** Begin **

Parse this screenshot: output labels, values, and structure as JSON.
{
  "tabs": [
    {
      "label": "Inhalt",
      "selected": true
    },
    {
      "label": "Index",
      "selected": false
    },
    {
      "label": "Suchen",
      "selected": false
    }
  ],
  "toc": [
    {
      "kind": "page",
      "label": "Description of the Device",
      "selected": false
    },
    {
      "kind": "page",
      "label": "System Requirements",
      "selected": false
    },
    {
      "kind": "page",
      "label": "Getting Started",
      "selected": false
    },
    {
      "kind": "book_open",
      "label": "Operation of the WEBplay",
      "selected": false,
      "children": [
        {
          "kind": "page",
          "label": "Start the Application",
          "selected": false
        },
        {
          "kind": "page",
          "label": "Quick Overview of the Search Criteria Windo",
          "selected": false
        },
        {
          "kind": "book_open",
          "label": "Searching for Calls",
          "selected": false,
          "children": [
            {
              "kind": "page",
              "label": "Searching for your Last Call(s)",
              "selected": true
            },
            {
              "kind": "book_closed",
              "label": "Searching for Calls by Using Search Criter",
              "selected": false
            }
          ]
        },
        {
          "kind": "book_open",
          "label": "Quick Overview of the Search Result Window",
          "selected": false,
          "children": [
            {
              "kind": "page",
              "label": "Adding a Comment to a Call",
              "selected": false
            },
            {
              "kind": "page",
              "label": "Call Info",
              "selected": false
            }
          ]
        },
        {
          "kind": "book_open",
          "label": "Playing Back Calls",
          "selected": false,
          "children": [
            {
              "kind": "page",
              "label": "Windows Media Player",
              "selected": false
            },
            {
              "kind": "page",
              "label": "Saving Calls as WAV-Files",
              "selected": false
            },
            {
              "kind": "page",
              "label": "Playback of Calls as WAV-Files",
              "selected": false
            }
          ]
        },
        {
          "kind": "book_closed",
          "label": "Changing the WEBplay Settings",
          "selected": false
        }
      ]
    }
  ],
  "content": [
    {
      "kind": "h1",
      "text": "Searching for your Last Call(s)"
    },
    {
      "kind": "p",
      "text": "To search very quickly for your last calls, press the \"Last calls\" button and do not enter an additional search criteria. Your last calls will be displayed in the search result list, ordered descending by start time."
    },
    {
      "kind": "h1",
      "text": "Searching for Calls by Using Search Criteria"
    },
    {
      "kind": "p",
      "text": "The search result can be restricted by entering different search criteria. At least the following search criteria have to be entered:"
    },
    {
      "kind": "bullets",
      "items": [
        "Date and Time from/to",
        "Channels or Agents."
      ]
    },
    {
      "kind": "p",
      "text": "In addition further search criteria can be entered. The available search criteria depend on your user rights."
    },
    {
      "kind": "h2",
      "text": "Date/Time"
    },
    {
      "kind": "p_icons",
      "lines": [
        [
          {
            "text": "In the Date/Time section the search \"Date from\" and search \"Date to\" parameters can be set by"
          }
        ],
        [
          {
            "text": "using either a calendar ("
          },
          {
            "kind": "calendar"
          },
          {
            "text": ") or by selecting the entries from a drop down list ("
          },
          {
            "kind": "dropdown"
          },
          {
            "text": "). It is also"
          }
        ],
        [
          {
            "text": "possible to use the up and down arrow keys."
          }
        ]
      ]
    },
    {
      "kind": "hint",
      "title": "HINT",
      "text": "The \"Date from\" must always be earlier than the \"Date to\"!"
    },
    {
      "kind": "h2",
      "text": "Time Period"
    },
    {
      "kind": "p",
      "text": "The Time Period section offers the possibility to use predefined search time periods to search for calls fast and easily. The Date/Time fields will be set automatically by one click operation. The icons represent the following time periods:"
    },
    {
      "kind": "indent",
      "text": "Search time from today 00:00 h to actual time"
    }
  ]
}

** End **

## WHAT YOU HAVE TO DO
Give all the records again. Match them exactly.

## EXPECTED ANSWER
Parse this screenshot: output labels, values, and structure as JSON.
{
  "tabs": [
    {
      "label": "Inhalt",
      "selected": true
    },
    {
      "label": "Index",
      "selected": false
    },
    {
      "label": "Suchen",
      "selected": false
    }
  ],
  "toc": [
    {
      "kind": "page",
      "label": "Description of the Device",
      "selected": false
    },
    {
      "kind": "page",
      "label": "System Requirements",
      "selected": false
    },
    {
      "kind": "page",
      "label": "Getting Started",
      "selected": false
    },
    {
      "kind": "book_open",
      "label": "Operation of the WEBplay",
      "selected": false,
      "children": [
        {
          "kind": "page",
          "label": "Start the Application",
          "selected": false
        },
        {
          "kind": "page",
          "label": "Quick Overview of the Search Criteria Windo",
          "selected": false
        },
        {
          "kind": "book_open",
          "label": "Searching for Calls",
          "selected": false,
          "children": [
            {
              "kind": "page",
              "label": "Searching for your Last Call(s)",
              "selected": true
            },
            {
              "kind": "book_closed",
              "label": "Searching for Calls by Using Search Criter",
              "selected": false
            }
          ]
        },
        {
          "kind": "book_open",
          "label": "Quick Overview of the Search Result Window",
          "selected": false,
          "children": [
            {
              "kind": "page",
              "label": "Adding a Comment to a Call",
              "selected": false
            },
            {
              "kind": "page",
              "label": "Call Info",
              "selected": false
            }
          ]
        },
        {
          "kind": "book_open",
          "label": "Playing Back Calls",
          "selected": false,
          "children": [
            {
              "kind": "page",
              "label": "Windows Media Player",
              "selected": false
            },
            {
              "kind": "page",
              "label": "Saving Calls as WAV-Files",
              "selected": false
            },
            {
              "kind": "page",
              "label": "Playback of Calls as WAV-Files",
              "selected": false
            }
          ]
        },
        {
          "kind": "book_closed",
          "label": "Changing the WEBplay Settings",
          "selected": false
        }
      ]
    }
  ],
  "content": [
    {
      "kind": "h1",
      "text": "Searching for your Last Call(s)"
    },
    {
      "kind": "p",
      "text": "To search very quickly for your last calls, press the \"Last calls\" button and do not enter an additional search criteria. Your last calls will be displayed in the search result list, ordered descending by start time."
    },
    {
      "kind": "h1",
      "text": "Searching for Calls by Using Search Criteria"
    },
    {
      "kind": "p",
      "text": "The search result can be restricted by entering different search criteria. At least the following search criteria have to be entered:"
    },
    {
      "kind": "bullets",
      "items": [
        "Date and Time from/to",
        "Channels or Agents."
      ]
    },
    {
      "kind": "p",
      "text": "In addition further search criteria can be entered. The available search criteria depend on your user rights."
    },
    {
      "kind": "h2",
      "text": "Date/Time"
    },
    {
      "kind": "p_icons",
      "lines": [
        [
          {
            "text": "In the Date/Time section the search \"Date from\" and search \"Date to\" parameters can be set by"
          }
        ],
        [
          {
            "text": "using either a calendar ("
          },
          {
            "kind": "calendar"
          },
          {
            "text": ") or by selecting the entries from a drop down list ("
          },
          {
            "kind": "dropdown"
          },
          {
            "text": "). It is also"
          }
        ],
        [
          {
            "text": "possible to use the up and down arrow keys."
          }
        ]
      ]
    },
    {
      "kind": "hint",
      "title": "HINT",
      "text": "The \"Date from\" must always be earlier than the \"Date to\"!"
    },
    {
      "kind": "h2",
      "text": "Time Period"
    },
    {
      "kind": "p",
      "text": "The Time Period section offers the possibility to use predefined search time periods to search for calls fast and easily. The Date/Time fields will be set automatically by one click operation. The icons represent the following time periods:"
    },
    {
      "kind": "indent",
      "text": "Search time from today 00:00 h to actual time"
    }
  ]
}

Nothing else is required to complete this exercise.